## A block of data
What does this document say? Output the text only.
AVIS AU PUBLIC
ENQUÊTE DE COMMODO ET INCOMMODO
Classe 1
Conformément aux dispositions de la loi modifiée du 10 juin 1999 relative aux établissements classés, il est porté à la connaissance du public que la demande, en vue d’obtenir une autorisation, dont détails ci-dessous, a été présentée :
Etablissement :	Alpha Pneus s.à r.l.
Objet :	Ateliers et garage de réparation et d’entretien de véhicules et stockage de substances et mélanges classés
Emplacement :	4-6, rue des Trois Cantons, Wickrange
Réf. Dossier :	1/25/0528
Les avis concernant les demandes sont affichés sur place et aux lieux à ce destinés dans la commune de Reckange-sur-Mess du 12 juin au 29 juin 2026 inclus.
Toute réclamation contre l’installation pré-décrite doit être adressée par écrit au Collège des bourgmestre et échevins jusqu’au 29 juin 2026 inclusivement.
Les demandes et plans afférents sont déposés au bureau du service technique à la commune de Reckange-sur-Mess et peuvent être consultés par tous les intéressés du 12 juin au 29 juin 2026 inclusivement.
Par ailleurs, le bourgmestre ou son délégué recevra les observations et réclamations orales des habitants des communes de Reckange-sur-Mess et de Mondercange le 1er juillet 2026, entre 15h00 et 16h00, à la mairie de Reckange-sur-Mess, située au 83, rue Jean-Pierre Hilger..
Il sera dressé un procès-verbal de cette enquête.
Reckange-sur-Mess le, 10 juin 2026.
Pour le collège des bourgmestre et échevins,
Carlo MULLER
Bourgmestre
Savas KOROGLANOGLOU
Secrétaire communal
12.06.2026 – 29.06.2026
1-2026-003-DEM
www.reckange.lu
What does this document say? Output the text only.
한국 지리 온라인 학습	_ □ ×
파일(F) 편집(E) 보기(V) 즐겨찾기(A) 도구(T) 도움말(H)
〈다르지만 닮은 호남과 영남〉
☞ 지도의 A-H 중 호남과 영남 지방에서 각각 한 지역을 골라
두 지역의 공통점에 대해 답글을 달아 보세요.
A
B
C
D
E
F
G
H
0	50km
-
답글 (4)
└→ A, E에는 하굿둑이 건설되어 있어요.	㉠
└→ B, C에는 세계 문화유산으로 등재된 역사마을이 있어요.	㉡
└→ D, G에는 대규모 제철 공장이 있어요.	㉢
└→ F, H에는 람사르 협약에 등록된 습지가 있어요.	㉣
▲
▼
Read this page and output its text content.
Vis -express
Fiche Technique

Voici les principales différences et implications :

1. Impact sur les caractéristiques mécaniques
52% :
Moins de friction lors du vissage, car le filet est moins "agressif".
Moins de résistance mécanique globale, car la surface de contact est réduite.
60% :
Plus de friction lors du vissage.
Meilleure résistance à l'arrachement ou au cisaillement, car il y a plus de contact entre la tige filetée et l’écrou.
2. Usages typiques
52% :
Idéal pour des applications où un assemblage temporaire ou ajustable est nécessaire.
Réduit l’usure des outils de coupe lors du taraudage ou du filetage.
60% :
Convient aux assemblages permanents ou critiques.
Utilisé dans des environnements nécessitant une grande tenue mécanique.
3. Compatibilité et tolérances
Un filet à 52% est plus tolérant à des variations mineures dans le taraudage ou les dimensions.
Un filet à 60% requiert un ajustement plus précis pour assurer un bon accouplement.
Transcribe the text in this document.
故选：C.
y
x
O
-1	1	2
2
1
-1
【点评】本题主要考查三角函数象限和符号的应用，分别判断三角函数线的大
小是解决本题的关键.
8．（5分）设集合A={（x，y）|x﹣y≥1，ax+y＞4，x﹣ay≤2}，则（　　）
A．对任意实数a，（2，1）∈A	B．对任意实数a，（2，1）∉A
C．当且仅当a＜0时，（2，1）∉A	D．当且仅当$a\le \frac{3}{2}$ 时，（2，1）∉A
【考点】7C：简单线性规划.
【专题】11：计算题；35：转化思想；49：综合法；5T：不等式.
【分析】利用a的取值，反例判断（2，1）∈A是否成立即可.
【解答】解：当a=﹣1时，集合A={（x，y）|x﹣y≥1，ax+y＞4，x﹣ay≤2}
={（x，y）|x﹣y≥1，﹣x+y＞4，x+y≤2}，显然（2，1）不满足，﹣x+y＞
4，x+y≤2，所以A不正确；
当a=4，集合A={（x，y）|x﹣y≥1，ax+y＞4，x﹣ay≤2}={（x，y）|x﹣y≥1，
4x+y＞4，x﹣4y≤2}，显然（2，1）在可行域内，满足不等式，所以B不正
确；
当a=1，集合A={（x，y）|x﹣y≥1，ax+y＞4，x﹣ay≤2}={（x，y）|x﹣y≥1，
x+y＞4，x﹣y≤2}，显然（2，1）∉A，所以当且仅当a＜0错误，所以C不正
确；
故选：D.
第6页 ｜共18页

## REQUIREMENTS
Reproduce the material in full, with no word added or dropped.

## SOLUTION TO THIS PROBLEM
What does this document say? Output the text only.
AVIS AU PUBLIC
ENQUÊTE DE COMMODO ET INCOMMODO
Classe 1
Conformément aux dispositions de la loi modifiée du 10 juin 1999 relative aux établissements classés, il est porté à la connaissance du public que la demande, en vue d’obtenir une autorisation, dont détails ci-dessous, a été présentée :
Etablissement :	Alpha Pneus s.à r.l.
Objet :	Ateliers et garage de réparation et d’entretien de véhicules et stockage de substances et mélanges classés
Emplacement :	4-6, rue des Trois Cantons, Wickrange
Réf. Dossier :	1/25/0528
Les avis concernant les demandes sont affichés sur place et aux lieux à ce destinés dans la commune de Reckange-sur-Mess du 12 juin au 29 juin 2026 inclus.
Toute réclamation contre l’installation pré-décrite doit être adressée par écrit au Collège des bourgmestre et échevins jusqu’au 29 juin 2026 inclusivement.
Les demandes et plans afférents sont déposés au bureau du service technique à la commune de Reckange-sur-Mess et peuvent être consultés par tous les intéressés du 12 juin au 29 juin 2026 inclusivement.
Par ailleurs, le bourgmestre ou son délégué recevra les observations et réclamations orales des habitants des communes de Reckange-sur-Mess et de Mondercange le 1er juillet 2026, entre 15h00 et 16h00, à la mairie de Reckange-sur-Mess, située au 83, rue Jean-Pierre Hilger..
Il sera dressé un procès-verbal de cette enquête.
Reckange-sur-Mess le, 10 juin 2026.
Pour le collège des bourgmestre et échevins,
Carlo MULLER
Bourgmestre
Savas KOROGLANOGLOU
Secrétaire communal
12.06.2026 – 29.06.2026
1-2026-003-DEM
www.reckange.lu
What does this document say? Output the text only.
한국 지리 온라인 학습	_ □ ×
파일(F) 편집(E) 보기(V) 즐겨찾기(A) 도구(T) 도움말(H)
〈다르지만 닮은 호남과 영남〉
☞ 지도의 A-H 중 호남과 영남 지방에서 각각 한 지역을 골라
두 지역의 공통점에 대해 답글을 달아 보세요.
A
B
C
D
E
F
G
H
0	50km
-
답글 (4)
└→ A, E에는 하굿둑이 건설되어 있어요.	㉠
└→ B, C에는 세계 문화유산으로 등재된 역사마을이 있어요.	㉡
└→ D, G에는 대규모 제철 공장이 있어요.	㉢
└→ F, H에는 람사르 협약에 등록된 습지가 있어요.	㉣
▲
▼
Read this page and output its text content.
Vis -express
Fiche Technique

Voici les principales différences et implications :

1. Impact sur les caractéristiques mécaniques
52% :
Moins de friction lors du vissage, car le filet est moins "agressif".
Moins de résistance mécanique globale, car la surface de contact est réduite.
60% :
Plus de friction lors du vissage.
Meilleure résistance à l'arrachement ou au cisaillement, car il y a plus de contact entre la tige filetée et l’écrou.
2. Usages typiques
52% :
Idéal pour des applications où un assemblage temporaire ou ajustable est nécessaire.
Réduit l’usure des outils de coupe lors du taraudage ou du filetage.
60% :
Convient aux assemblages permanents ou critiques.
Utilisé dans des environnements nécessitant une grande tenue mécanique.
3. Compatibilité et tolérances
Un filet à 52% est plus tolérant à des variations mineures dans le taraudage ou les dimensions.
Un filet à 60% requiert un ajustement plus précis pour assurer un bon accouplement.
Transcribe the text in this document.
故选：C.
y
x
O
-1	1	2
2
1
-1
【点评】本题主要考查三角函数象限和符号的应用，分别判断三角函数线的大
小是解决本题的关键.
8．（5分）设集合A={（x，y）|x﹣y≥1，ax+y＞4，x﹣ay≤2}，则（　　）
A．对任意实数a，（2，1）∈A	B．对任意实数a，（2，1）∉A
C．当且仅当a＜0时，（2，1）∉A	D．当且仅当$a\le \frac{3}{2}$ 时，（2，1）∉A
【考点】7C：简单线性规划.
【专题】11：计算题；35：转化思想；49：综合法；5T：不等式.
【分析】利用a的取值，反例判断（2，1）∈A是否成立即可.
【解答】解：当a=﹣1时，集合A={（x，y）|x﹣y≥1，ax+y＞4，x﹣ay≤2}
={（x，y）|x﹣y≥1，﹣x+y＞4，x+y≤2}，显然（2，1）不满足，﹣x+y＞
4，x+y≤2，所以A不正确；
当a=4，集合A={（x，y）|x﹣y≥1，ax+y＞4，x﹣ay≤2}={（x，y）|x﹣y≥1，
4x+y＞4，x﹣4y≤2}，显然（2，1）在可行域内，满足不等式，所以B不正
确；
当a=1，集合A={（x，y）|x﹣y≥1，ax+y＞4，x﹣ay≤2}={（x，y）|x﹣y≥1，
x+y＞4，x﹣y≤2}，显然（2，1）∉A，所以当且仅当a＜0错误，所以C不正
确；
故选：D.
第6页 ｜共18页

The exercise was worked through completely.